Task directions: Report how many lines of these entries hold the string "equivalent"; reply with the number alone.

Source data
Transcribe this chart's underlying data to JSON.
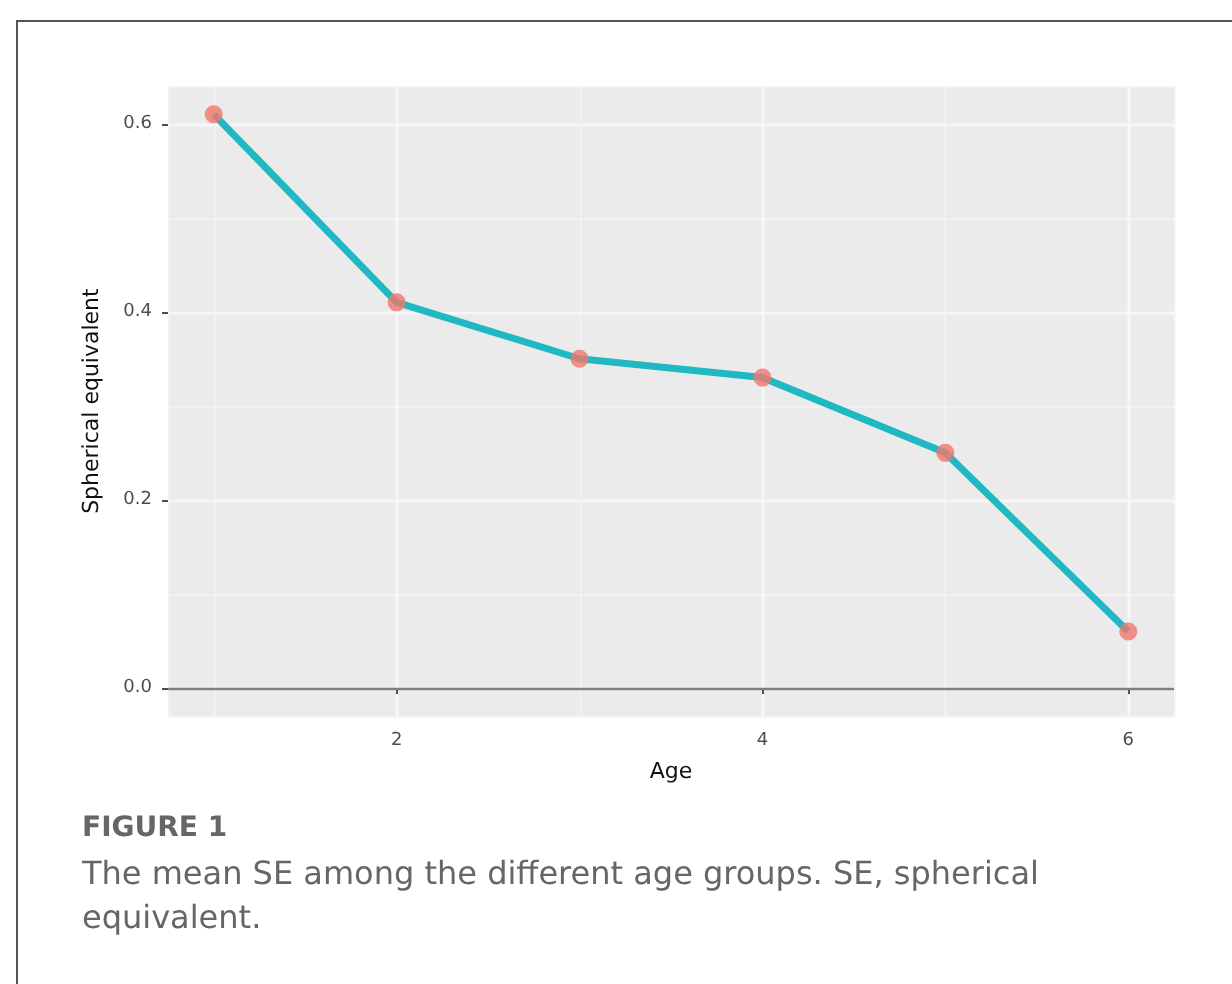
{
  "chart_data": {
    "type": "line",
    "xlabel": "Age",
    "ylabel": "Spherical equivalent",
    "annotations": [
      "FIGURE 1",
      "The mean SE among the different age groups. SE, spherical equivalent."
    ],
    "x": [
      1,
      2,
      3,
      4,
      5,
      6
    ],
    "series": [
      {
        "color": "#1fb8c3",
        "marker": "none",
        "values": [
          0.61,
          0.41,
          0.35,
          0.33,
          0.25,
          0.06
        ]
      },
      {
        "type": "scatter",
        "color": "#f3766b",
        "marker": "circle",
        "values": [
          0.61,
          0.41,
          0.35,
          0.33,
          0.25,
          0.06
        ]
      }
    ],
    "xlim": [
      0.75,
      6.25
    ],
    "xticks": [
      2,
      4,
      6
    ],
    "ylim": [
      -0.03,
      0.64
    ],
    "yticks": [
      {
        "value": 0,
        "label": "0.0"
      },
      {
        "value": 0.2,
        "label": "0.2"
      },
      {
        "value": 0.4,
        "label": "0.4"
      },
      {
        "value": 0.6,
        "label": "0.6"
      }
    ],
    "ref_lines": [
      {
        "axis": "y",
        "value": 0,
        "color": "#7f7f7f"
      }
    ],
    "grid": true
  }
}
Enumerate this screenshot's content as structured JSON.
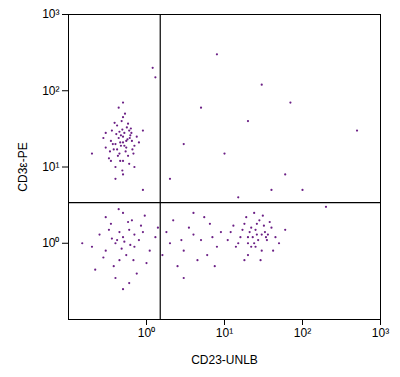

Result: 2